## PROBLEM TO WORK ON
Each record below should be output verbatim, without pictures.
--------------------
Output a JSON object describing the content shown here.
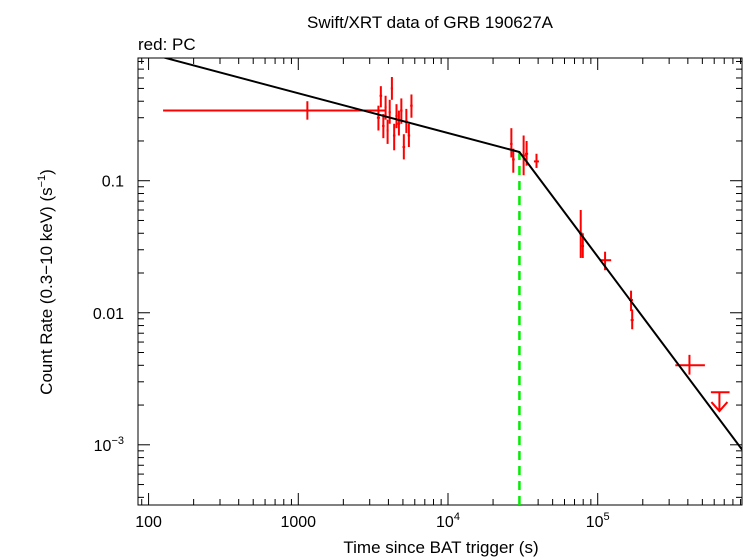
{
  "chart_data": {
    "type": "scatter",
    "title": "Swift/XRT data of GRB 190627A",
    "subtitle": "red: PC",
    "xlabel": "Time since BAT trigger (s)",
    "ylabel": {
      "main": "Count Rate (0.3−10 keV) (s",
      "sup": "−1",
      "close": ")"
    },
    "xscale": "log",
    "yscale": "log",
    "xlim": [
      85,
      920000
    ],
    "ylim": [
      0.00035,
      0.85
    ],
    "x_ticks": [
      {
        "value": 100,
        "label": "100"
      },
      {
        "value": 1000,
        "label": "1000"
      },
      {
        "value": 10000,
        "base": "10",
        "exp": "4"
      },
      {
        "value": 100000,
        "base": "10",
        "exp": "5"
      }
    ],
    "y_ticks": [
      {
        "value": 0.1,
        "label": "0.1"
      },
      {
        "value": 0.01,
        "label": "0.01"
      },
      {
        "value": 0.001,
        "base": "10",
        "exp": "−3"
      }
    ],
    "series": [
      {
        "name": "PC",
        "color": "#ff0000",
        "points": [
          {
            "x": 1150,
            "y": 0.34,
            "xerr": [
              125,
              3800
            ],
            "yerr": [
              0.29,
              0.4
            ]
          },
          {
            "x": 3430,
            "y": 0.3,
            "xerr": [
              3350,
              3510
            ],
            "yerr": [
              0.24,
              0.37
            ]
          },
          {
            "x": 3560,
            "y": 0.44,
            "xerr": [
              3490,
              3630
            ],
            "yerr": [
              0.36,
              0.52
            ]
          },
          {
            "x": 3700,
            "y": 0.26,
            "xerr": [
              3630,
              3770
            ],
            "yerr": [
              0.21,
              0.32
            ]
          },
          {
            "x": 3830,
            "y": 0.36,
            "xerr": [
              3770,
              3890
            ],
            "yerr": [
              0.29,
              0.44
            ]
          },
          {
            "x": 3950,
            "y": 0.24,
            "xerr": [
              3890,
              4010
            ],
            "yerr": [
              0.19,
              0.29
            ]
          },
          {
            "x": 4080,
            "y": 0.33,
            "xerr": [
              4010,
              4150
            ],
            "yerr": [
              0.27,
              0.41
            ]
          },
          {
            "x": 4220,
            "y": 0.5,
            "xerr": [
              4150,
              4290
            ],
            "yerr": [
              0.41,
              0.61
            ]
          },
          {
            "x": 4370,
            "y": 0.22,
            "xerr": [
              4290,
              4450
            ],
            "yerr": [
              0.17,
              0.27
            ]
          },
          {
            "x": 4530,
            "y": 0.31,
            "xerr": [
              4450,
              4610
            ],
            "yerr": [
              0.25,
              0.38
            ]
          },
          {
            "x": 4700,
            "y": 0.27,
            "xerr": [
              4610,
              4790
            ],
            "yerr": [
              0.22,
              0.34
            ]
          },
          {
            "x": 4880,
            "y": 0.34,
            "xerr": [
              4790,
              4970
            ],
            "yerr": [
              0.27,
              0.42
            ]
          },
          {
            "x": 5070,
            "y": 0.18,
            "xerr": [
              4970,
              5170
            ],
            "yerr": [
              0.145,
              0.225
            ]
          },
          {
            "x": 5270,
            "y": 0.28,
            "xerr": [
              5170,
              5380
            ],
            "yerr": [
              0.23,
              0.35
            ]
          },
          {
            "x": 5480,
            "y": 0.22,
            "xerr": [
              5380,
              5590
            ],
            "yerr": [
              0.18,
              0.27
            ]
          },
          {
            "x": 5700,
            "y": 0.37,
            "xerr": [
              5590,
              5810
            ],
            "yerr": [
              0.3,
              0.45
            ]
          },
          {
            "x": 26500,
            "y": 0.19,
            "xerr": [
              26000,
              27000
            ],
            "yerr": [
              0.15,
              0.25
            ]
          },
          {
            "x": 27300,
            "y": 0.145,
            "xerr": [
              26800,
              27900
            ],
            "yerr": [
              0.115,
              0.175
            ]
          },
          {
            "x": 32000,
            "y": 0.155,
            "xerr": [
              31000,
              33000
            ],
            "yerr": [
              0.11,
              0.22
            ]
          },
          {
            "x": 33500,
            "y": 0.16,
            "xerr": [
              32700,
              34300
            ],
            "yerr": [
              0.13,
              0.2
            ]
          },
          {
            "x": 39000,
            "y": 0.14,
            "xerr": [
              37500,
              40500
            ],
            "yerr": [
              0.125,
              0.16
            ]
          },
          {
            "x": 77000,
            "y": 0.04,
            "xerr": [
              75000,
              79000
            ],
            "yerr": [
              0.026,
              0.06
            ]
          },
          {
            "x": 79500,
            "y": 0.032,
            "xerr": [
              78000,
              81000
            ],
            "yerr": [
              0.026,
              0.04
            ]
          },
          {
            "x": 112000,
            "y": 0.025,
            "xerr": [
              103000,
              123000
            ],
            "yerr": [
              0.021,
              0.029
            ]
          },
          {
            "x": 167000,
            "y": 0.0125,
            "xerr": [
              162000,
              172000
            ],
            "yerr": [
              0.0103,
              0.0147
            ]
          },
          {
            "x": 170000,
            "y": 0.0088,
            "xerr": [
              166000,
              174000
            ],
            "yerr": [
              0.0075,
              0.0106
            ]
          },
          {
            "x": 410000,
            "y": 0.004,
            "xerr": [
              330000,
              520000
            ],
            "yerr": [
              0.0034,
              0.0048
            ]
          }
        ],
        "upper_limits": [
          {
            "x": 650000,
            "y": 0.0025,
            "xerr": [
              570000,
              760000
            ],
            "arrow_to": 0.0018
          }
        ]
      }
    ],
    "model": {
      "name": "broken power-law fit",
      "color": "#000000",
      "points": [
        [
          125,
          0.86
        ],
        [
          30000,
          0.165
        ],
        [
          920000,
          0.00092
        ]
      ]
    },
    "break_marker": {
      "x": 30000,
      "color": "#00ee00"
    }
  }
}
--------------------
## RESULT
Output a JSON object describing the content shown here.
{
  "chart_data": {
    "type": "scatter",
    "title": "Swift/XRT data of GRB 190627A",
    "subtitle": "red: PC",
    "xlabel": "Time since BAT trigger (s)",
    "ylabel": {
      "main": "Count Rate (0.3−10 keV) (s",
      "sup": "−1",
      "close": ")"
    },
    "xscale": "log",
    "yscale": "log",
    "xlim": [
      85,
      920000
    ],
    "ylim": [
      0.00035,
      0.85
    ],
    "x_ticks": [
      {
        "value": 100,
        "label": "100"
      },
      {
        "value": 1000,
        "label": "1000"
      },
      {
        "value": 10000,
        "base": "10",
        "exp": "4"
      },
      {
        "value": 100000,
        "base": "10",
        "exp": "5"
      }
    ],
    "y_ticks": [
      {
        "value": 0.1,
        "label": "0.1"
      },
      {
        "value": 0.01,
        "label": "0.01"
      },
      {
        "value": 0.001,
        "base": "10",
        "exp": "−3"
      }
    ],
    "series": [
      {
        "name": "PC",
        "color": "#ff0000",
        "points": [
          {
            "x": 1150,
            "y": 0.34,
            "xerr": [
              125,
              3800
            ],
            "yerr": [
              0.29,
              0.4
            ]
          },
          {
            "x": 3430,
            "y": 0.3,
            "xerr": [
              3350,
              3510
            ],
            "yerr": [
              0.24,
              0.37
            ]
          },
          {
            "x": 3560,
            "y": 0.44,
            "xerr": [
              3490,
              3630
            ],
            "yerr": [
              0.36,
              0.52
            ]
          },
          {
            "x": 3700,
            "y": 0.26,
            "xerr": [
              3630,
              3770
            ],
            "yerr": [
              0.21,
              0.32
            ]
          },
          {
            "x": 3830,
            "y": 0.36,
            "xerr": [
              3770,
              3890
            ],
            "yerr": [
              0.29,
              0.44
            ]
          },
          {
            "x": 3950,
            "y": 0.24,
            "xerr": [
              3890,
              4010
            ],
            "yerr": [
              0.19,
              0.29
            ]
          },
          {
            "x": 4080,
            "y": 0.33,
            "xerr": [
              4010,
              4150
            ],
            "yerr": [
              0.27,
              0.41
            ]
          },
          {
            "x": 4220,
            "y": 0.5,
            "xerr": [
              4150,
              4290
            ],
            "yerr": [
              0.41,
              0.61
            ]
          },
          {
            "x": 4370,
            "y": 0.22,
            "xerr": [
              4290,
              4450
            ],
            "yerr": [
              0.17,
              0.27
            ]
          },
          {
            "x": 4530,
            "y": 0.31,
            "xerr": [
              4450,
              4610
            ],
            "yerr": [
              0.25,
              0.38
            ]
          },
          {
            "x": 4700,
            "y": 0.27,
            "xerr": [
              4610,
              4790
            ],
            "yerr": [
              0.22,
              0.34
            ]
          },
          {
            "x": 4880,
            "y": 0.34,
            "xerr": [
              4790,
              4970
            ],
            "yerr": [
              0.27,
              0.42
            ]
          },
          {
            "x": 5070,
            "y": 0.18,
            "xerr": [
              4970,
              5170
            ],
            "yerr": [
              0.145,
              0.225
            ]
          },
          {
            "x": 5270,
            "y": 0.28,
            "xerr": [
              5170,
              5380
            ],
            "yerr": [
              0.23,
              0.35
            ]
          },
          {
            "x": 5480,
            "y": 0.22,
            "xerr": [
              5380,
              5590
            ],
            "yerr": [
              0.18,
              0.27
            ]
          },
          {
            "x": 5700,
            "y": 0.37,
            "xerr": [
              5590,
              5810
            ],
            "yerr": [
              0.3,
              0.45
            ]
          },
          {
            "x": 26500,
            "y": 0.19,
            "xerr": [
              26000,
              27000
            ],
            "yerr": [
              0.15,
              0.25
            ]
          },
          {
            "x": 27300,
            "y": 0.145,
            "xerr": [
              26800,
              27900
            ],
            "yerr": [
              0.115,
              0.175
            ]
          },
          {
            "x": 32000,
            "y": 0.155,
            "xerr": [
              31000,
              33000
            ],
            "yerr": [
              0.11,
              0.22
            ]
          },
          {
            "x": 33500,
            "y": 0.16,
            "xerr": [
              32700,
              34300
            ],
            "yerr": [
              0.13,
              0.2
            ]
          },
          {
            "x": 39000,
            "y": 0.14,
            "xerr": [
              37500,
              40500
            ],
            "yerr": [
              0.125,
              0.16
            ]
          },
          {
            "x": 77000,
            "y": 0.04,
            "xerr": [
              75000,
              79000
            ],
            "yerr": [
              0.026,
              0.06
            ]
          },
          {
            "x": 79500,
            "y": 0.032,
            "xerr": [
              78000,
              81000
            ],
            "yerr": [
              0.026,
              0.04
            ]
          },
          {
            "x": 112000,
            "y": 0.025,
            "xerr": [
              103000,
              123000
            ],
            "yerr": [
              0.021,
              0.029
            ]
          },
          {
            "x": 167000,
            "y": 0.0125,
            "xerr": [
              162000,
              172000
            ],
            "yerr": [
              0.0103,
              0.0147
            ]
          },
          {
            "x": 170000,
            "y": 0.0088,
            "xerr": [
              166000,
              174000
            ],
            "yerr": [
              0.0075,
              0.0106
            ]
          },
          {
            "x": 410000,
            "y": 0.004,
            "xerr": [
              330000,
              520000
            ],
            "yerr": [
              0.0034,
              0.0048
            ]
          }
        ],
        "upper_limits": [
          {
            "x": 650000,
            "y": 0.0025,
            "xerr": [
              570000,
              760000
            ],
            "arrow_to": 0.0018
          }
        ]
      }
    ],
    "model": {
      "name": "broken power-law fit",
      "color": "#000000",
      "points": [
        [
          125,
          0.86
        ],
        [
          30000,
          0.165
        ],
        [
          920000,
          0.00092
        ]
      ]
    },
    "break_marker": {
      "x": 30000,
      "color": "#00ee00"
    }
  }
}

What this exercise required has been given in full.